Find every line in the entries below that contains the string "Erwartete", matching case exactly, and copy each one.

>> Begin Data for processing

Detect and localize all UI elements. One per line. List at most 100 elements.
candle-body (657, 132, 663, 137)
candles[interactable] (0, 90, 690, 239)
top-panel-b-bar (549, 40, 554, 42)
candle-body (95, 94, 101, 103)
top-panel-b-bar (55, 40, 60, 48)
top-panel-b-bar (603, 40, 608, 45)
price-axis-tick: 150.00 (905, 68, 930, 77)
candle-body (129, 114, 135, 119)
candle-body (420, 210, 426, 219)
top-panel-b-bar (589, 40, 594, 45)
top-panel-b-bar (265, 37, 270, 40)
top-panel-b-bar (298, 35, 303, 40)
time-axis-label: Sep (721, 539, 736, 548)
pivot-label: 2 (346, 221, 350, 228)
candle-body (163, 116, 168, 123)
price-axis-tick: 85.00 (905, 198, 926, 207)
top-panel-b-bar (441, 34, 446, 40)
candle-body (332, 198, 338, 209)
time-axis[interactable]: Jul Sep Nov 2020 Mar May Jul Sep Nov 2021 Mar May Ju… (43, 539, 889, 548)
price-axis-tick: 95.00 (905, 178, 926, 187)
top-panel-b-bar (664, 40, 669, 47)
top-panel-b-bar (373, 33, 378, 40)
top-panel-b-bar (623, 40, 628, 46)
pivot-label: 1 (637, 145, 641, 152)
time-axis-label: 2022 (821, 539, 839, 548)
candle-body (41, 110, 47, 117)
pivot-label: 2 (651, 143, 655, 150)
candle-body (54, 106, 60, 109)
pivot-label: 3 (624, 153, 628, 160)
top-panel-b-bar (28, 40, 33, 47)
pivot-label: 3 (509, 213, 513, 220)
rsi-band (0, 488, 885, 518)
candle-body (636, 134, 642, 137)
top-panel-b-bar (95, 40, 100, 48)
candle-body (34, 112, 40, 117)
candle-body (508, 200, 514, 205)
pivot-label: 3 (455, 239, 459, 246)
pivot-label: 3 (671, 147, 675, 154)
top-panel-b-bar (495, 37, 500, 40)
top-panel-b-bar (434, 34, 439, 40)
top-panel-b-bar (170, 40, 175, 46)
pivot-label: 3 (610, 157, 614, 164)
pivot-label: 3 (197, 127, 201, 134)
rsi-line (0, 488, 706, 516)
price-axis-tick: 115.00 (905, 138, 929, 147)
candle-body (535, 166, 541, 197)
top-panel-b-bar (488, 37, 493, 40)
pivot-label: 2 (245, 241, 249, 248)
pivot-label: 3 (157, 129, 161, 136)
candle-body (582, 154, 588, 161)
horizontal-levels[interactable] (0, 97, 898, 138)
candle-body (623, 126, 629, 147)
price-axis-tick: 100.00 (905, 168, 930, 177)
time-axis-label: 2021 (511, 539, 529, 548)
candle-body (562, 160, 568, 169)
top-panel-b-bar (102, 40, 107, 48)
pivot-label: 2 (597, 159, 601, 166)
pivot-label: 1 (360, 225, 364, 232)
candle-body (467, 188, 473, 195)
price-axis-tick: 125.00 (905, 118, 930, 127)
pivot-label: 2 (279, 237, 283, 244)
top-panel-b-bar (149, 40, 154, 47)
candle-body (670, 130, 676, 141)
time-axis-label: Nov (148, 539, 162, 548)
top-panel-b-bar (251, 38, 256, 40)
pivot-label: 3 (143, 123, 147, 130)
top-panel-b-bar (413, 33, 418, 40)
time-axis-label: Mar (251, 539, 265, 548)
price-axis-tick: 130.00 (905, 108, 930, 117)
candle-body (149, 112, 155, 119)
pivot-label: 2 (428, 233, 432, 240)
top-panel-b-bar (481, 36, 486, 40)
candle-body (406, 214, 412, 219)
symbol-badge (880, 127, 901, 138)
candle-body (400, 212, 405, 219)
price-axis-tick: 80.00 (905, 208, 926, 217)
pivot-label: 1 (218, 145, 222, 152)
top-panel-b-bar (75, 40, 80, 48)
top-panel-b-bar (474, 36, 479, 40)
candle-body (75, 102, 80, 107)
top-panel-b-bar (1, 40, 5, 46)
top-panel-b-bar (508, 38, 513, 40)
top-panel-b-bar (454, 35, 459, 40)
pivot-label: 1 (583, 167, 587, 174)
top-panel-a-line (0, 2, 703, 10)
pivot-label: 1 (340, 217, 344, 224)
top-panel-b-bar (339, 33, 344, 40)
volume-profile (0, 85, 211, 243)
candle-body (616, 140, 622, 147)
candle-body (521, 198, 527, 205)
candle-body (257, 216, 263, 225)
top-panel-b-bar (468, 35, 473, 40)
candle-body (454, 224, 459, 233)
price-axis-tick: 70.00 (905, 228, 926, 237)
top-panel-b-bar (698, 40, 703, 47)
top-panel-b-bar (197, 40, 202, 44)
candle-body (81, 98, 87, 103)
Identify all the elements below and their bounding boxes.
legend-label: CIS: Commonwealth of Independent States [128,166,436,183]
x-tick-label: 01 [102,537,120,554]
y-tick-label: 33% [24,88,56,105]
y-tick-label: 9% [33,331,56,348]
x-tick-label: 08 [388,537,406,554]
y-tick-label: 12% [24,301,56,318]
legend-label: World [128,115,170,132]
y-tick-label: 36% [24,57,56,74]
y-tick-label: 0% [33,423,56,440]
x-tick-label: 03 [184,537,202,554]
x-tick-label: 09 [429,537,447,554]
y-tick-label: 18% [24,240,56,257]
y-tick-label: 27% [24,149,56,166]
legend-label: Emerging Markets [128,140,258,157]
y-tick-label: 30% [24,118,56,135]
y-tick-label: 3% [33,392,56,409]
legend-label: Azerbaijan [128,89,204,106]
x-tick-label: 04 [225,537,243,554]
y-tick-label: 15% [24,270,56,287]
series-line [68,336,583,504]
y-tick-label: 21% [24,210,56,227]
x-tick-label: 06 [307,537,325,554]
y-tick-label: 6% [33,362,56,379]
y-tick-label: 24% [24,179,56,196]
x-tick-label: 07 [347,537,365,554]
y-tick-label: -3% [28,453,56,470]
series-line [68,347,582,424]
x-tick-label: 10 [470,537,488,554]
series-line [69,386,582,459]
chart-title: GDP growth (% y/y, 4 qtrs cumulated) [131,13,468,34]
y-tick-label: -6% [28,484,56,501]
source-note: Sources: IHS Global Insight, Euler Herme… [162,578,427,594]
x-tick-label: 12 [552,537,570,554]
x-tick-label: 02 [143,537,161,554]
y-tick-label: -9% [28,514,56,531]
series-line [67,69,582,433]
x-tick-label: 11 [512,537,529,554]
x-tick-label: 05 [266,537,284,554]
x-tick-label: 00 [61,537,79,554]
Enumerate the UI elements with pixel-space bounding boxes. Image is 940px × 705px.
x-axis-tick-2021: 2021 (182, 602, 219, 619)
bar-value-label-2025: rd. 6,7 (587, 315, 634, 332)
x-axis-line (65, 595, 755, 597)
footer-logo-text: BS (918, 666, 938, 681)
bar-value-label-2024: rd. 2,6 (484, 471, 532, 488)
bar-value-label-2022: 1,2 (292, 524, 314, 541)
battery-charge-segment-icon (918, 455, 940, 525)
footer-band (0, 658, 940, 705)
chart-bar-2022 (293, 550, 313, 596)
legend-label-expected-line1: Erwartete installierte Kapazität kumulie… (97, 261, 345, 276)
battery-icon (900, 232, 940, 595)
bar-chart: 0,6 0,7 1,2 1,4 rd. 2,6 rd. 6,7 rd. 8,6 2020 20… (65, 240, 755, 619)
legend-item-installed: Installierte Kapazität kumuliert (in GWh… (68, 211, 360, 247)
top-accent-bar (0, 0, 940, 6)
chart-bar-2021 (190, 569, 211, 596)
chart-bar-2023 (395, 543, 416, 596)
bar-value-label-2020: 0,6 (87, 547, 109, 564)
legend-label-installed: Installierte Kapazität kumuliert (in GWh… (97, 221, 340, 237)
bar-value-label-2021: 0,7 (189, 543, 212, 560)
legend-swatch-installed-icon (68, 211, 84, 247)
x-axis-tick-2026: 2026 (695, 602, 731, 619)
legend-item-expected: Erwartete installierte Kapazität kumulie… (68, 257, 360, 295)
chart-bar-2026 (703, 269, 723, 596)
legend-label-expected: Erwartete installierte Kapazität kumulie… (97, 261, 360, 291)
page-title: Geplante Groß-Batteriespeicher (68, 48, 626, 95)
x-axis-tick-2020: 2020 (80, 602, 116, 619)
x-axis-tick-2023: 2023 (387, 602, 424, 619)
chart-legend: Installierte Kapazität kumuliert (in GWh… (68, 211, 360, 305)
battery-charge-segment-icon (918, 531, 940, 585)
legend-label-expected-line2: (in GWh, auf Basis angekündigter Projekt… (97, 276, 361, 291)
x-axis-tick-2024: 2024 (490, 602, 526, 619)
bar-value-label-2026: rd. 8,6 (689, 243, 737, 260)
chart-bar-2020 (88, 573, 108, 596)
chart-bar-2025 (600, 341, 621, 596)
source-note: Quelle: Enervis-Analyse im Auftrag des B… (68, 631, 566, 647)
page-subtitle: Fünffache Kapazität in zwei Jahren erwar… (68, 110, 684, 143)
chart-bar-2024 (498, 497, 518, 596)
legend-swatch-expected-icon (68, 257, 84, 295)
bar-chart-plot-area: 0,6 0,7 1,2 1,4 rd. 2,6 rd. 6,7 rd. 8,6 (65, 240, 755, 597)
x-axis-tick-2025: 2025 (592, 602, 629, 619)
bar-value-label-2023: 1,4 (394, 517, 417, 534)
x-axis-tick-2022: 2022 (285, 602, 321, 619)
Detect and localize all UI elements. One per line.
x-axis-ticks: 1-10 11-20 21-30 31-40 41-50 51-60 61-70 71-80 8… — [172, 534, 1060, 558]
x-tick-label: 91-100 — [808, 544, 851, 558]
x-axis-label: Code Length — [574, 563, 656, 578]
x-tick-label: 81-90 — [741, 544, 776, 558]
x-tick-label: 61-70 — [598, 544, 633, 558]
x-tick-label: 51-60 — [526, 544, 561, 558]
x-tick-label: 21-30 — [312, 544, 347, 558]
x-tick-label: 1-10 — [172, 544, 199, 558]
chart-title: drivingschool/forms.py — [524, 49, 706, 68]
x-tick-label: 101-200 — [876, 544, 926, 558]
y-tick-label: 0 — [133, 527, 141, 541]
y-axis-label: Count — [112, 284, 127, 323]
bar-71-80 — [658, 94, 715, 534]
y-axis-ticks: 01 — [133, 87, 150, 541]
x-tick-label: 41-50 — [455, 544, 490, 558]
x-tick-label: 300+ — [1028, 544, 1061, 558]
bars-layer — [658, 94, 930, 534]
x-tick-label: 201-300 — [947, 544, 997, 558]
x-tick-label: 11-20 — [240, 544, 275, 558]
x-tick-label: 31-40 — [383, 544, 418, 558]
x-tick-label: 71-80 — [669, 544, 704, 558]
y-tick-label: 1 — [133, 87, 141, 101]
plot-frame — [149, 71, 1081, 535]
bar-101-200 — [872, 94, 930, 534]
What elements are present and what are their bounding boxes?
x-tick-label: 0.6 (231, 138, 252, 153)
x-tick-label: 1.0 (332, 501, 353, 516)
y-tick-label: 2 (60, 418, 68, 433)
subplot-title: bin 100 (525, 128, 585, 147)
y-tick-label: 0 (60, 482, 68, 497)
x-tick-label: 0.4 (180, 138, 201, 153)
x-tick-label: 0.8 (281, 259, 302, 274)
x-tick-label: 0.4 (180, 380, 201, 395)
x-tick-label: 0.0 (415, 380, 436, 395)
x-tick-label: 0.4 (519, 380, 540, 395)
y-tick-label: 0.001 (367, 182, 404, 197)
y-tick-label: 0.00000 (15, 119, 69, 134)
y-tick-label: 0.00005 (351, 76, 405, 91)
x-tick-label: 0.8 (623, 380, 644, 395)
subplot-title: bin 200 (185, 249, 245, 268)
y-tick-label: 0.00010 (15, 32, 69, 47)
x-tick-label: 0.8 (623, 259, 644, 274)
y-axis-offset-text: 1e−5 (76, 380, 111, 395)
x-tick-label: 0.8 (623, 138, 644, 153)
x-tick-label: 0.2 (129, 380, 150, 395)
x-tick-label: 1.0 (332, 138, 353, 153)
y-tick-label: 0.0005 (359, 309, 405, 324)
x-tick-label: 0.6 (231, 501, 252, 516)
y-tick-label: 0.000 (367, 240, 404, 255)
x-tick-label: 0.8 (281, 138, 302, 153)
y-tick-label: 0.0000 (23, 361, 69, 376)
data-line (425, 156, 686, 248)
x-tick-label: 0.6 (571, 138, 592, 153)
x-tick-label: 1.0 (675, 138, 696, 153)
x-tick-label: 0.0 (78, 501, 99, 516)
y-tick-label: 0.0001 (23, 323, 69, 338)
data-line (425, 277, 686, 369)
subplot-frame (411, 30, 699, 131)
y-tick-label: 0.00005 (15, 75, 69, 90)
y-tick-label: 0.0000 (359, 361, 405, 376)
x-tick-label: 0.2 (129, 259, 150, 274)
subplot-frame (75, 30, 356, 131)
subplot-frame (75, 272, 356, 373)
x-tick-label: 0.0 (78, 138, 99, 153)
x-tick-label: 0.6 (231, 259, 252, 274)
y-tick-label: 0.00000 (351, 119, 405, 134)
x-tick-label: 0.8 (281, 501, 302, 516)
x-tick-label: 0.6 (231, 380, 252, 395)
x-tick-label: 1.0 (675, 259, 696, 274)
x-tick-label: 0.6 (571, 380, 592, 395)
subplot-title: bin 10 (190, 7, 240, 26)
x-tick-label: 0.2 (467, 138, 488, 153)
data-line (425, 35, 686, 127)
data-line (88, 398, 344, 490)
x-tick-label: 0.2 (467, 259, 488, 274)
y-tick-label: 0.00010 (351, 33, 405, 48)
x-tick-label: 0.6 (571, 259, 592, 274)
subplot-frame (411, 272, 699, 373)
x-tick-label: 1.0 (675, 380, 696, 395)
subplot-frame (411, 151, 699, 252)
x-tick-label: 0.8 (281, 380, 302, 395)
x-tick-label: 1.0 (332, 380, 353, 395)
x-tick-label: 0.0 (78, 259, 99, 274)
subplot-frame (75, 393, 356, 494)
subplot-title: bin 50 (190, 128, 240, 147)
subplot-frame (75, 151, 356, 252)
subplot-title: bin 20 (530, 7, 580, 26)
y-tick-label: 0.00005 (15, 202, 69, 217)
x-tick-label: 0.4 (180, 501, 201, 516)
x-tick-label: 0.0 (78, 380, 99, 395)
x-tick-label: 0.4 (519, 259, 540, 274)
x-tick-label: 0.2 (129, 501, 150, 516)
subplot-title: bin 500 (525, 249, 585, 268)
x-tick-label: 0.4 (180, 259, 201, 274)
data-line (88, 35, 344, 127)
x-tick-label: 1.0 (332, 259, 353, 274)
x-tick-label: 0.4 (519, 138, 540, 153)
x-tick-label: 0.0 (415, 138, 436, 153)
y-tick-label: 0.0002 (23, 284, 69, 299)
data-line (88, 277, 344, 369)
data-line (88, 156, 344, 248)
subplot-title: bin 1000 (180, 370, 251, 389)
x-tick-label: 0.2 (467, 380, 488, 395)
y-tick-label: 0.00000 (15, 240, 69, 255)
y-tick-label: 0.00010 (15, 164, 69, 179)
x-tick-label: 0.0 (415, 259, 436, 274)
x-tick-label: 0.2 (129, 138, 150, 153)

>> End Data for processing

▶ **Finished answer**
legend-label-expected-line1: Erwartete installierte Kapazität kumulie… (97, 261, 345, 276)
legend-item-expected: Erwartete installierte Kapazität kumulie… (68, 257, 360, 295)
legend-label-expected: Erwartete installierte Kapazität kumulie… (97, 261, 360, 291)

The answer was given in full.